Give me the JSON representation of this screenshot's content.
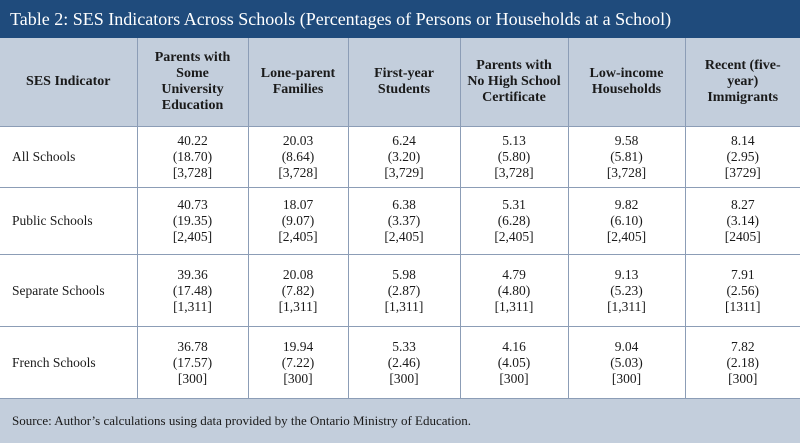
{
  "title": "Table 2: SES Indicators Across Schools (Percentages of Persons or Households at a School)",
  "table": {
    "header": [
      "SES Indicator",
      "Parents with Some University Education",
      "Lone-parent Families",
      "First-year Students",
      "Parents with No High School Certificate",
      "Low-income Households",
      "Recent (five-year) Immigrants"
    ],
    "rows": [
      {
        "label": "All Schools",
        "cells": [
          [
            "40.22",
            "(18.70)",
            "[3,728]"
          ],
          [
            "20.03",
            "(8.64)",
            "[3,728]"
          ],
          [
            "6.24",
            "(3.20)",
            "[3,729]"
          ],
          [
            "5.13",
            "(5.80)",
            "[3,728]"
          ],
          [
            "9.58",
            "(5.81)",
            "[3,728]"
          ],
          [
            "8.14",
            "(2.95)",
            "[3729]"
          ]
        ]
      },
      {
        "label": "Public Schools",
        "cells": [
          [
            "40.73",
            "(19.35)",
            "[2,405]"
          ],
          [
            "18.07",
            "(9.07)",
            "[2,405]"
          ],
          [
            "6.38",
            "(3.37)",
            "[2,405]"
          ],
          [
            "5.31",
            "(6.28)",
            "[2,405]"
          ],
          [
            "9.82",
            "(6.10)",
            "[2,405]"
          ],
          [
            "8.27",
            "(3.14)",
            "[2405]"
          ]
        ]
      },
      {
        "label": "Separate Schools",
        "cells": [
          [
            "39.36",
            "(17.48)",
            "[1,311]"
          ],
          [
            "20.08",
            "(7.82)",
            "[1,311]"
          ],
          [
            "5.98",
            "(2.87)",
            "[1,311]"
          ],
          [
            "4.79",
            "(4.80)",
            "[1,311]"
          ],
          [
            "9.13",
            "(5.23)",
            "[1,311]"
          ],
          [
            "7.91",
            "(2.56)",
            "[1311]"
          ]
        ]
      },
      {
        "label": "French Schools",
        "cells": [
          [
            "36.78",
            "(17.57)",
            "[300]"
          ],
          [
            "19.94",
            "(7.22)",
            "[300]"
          ],
          [
            "5.33",
            "(2.46)",
            "[300]"
          ],
          [
            "4.16",
            "(4.05)",
            "[300]"
          ],
          [
            "9.04",
            "(5.03)",
            "[300]"
          ],
          [
            "7.82",
            "(2.18)",
            "[300]"
          ]
        ]
      }
    ]
  },
  "source": "Source: Author’s calculations using data provided by the Ontario Ministry of Education."
}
· · · · · · ·
**EXERCISE AIM**
Make a copy of each line that contains the string "label".

**FINISHED TASK**
        "label": "All Schools",
        "label": "Public Schools",
        "label": "Separate Schools",
        "label": "French Schools",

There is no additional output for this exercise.